- Written exercise:
Work through the data below line by line and say how many lines hold "true"; give only the number.

** Start Excerpted data **

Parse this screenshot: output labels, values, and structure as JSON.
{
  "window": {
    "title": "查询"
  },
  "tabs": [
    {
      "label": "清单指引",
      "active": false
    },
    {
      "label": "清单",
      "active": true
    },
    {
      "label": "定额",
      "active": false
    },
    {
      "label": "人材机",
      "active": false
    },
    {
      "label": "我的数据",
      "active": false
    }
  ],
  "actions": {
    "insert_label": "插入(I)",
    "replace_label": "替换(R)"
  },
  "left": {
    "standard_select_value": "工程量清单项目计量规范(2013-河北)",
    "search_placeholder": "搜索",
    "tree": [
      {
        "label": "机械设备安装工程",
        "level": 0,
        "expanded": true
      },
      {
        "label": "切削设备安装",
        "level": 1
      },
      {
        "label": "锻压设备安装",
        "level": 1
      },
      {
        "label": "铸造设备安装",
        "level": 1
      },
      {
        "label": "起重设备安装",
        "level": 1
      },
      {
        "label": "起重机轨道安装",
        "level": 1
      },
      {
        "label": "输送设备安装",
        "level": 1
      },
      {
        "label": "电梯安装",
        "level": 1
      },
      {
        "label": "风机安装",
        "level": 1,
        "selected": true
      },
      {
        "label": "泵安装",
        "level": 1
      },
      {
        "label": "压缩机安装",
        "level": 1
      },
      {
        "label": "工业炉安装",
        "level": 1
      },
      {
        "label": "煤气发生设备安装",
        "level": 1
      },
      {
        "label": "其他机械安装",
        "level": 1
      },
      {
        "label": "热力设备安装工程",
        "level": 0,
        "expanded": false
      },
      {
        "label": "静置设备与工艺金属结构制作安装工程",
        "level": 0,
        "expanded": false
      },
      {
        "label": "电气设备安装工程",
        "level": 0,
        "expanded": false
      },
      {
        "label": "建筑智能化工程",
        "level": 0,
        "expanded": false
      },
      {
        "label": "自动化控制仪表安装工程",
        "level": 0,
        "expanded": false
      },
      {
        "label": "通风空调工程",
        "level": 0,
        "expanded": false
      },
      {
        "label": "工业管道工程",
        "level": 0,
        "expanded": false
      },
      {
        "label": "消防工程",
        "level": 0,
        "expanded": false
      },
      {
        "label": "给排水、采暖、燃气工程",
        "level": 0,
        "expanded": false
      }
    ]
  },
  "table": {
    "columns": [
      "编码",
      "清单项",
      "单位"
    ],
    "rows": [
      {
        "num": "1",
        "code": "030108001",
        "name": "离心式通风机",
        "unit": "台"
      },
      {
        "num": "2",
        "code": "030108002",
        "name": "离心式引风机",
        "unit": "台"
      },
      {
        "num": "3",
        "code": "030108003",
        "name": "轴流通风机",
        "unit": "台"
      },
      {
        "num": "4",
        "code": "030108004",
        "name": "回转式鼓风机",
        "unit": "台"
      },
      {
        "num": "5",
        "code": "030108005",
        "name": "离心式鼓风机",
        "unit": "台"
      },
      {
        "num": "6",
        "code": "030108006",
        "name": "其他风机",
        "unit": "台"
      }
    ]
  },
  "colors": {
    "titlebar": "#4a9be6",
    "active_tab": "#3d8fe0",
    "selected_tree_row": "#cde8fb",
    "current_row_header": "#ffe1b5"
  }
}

** End Excerpted data **

- The response:
3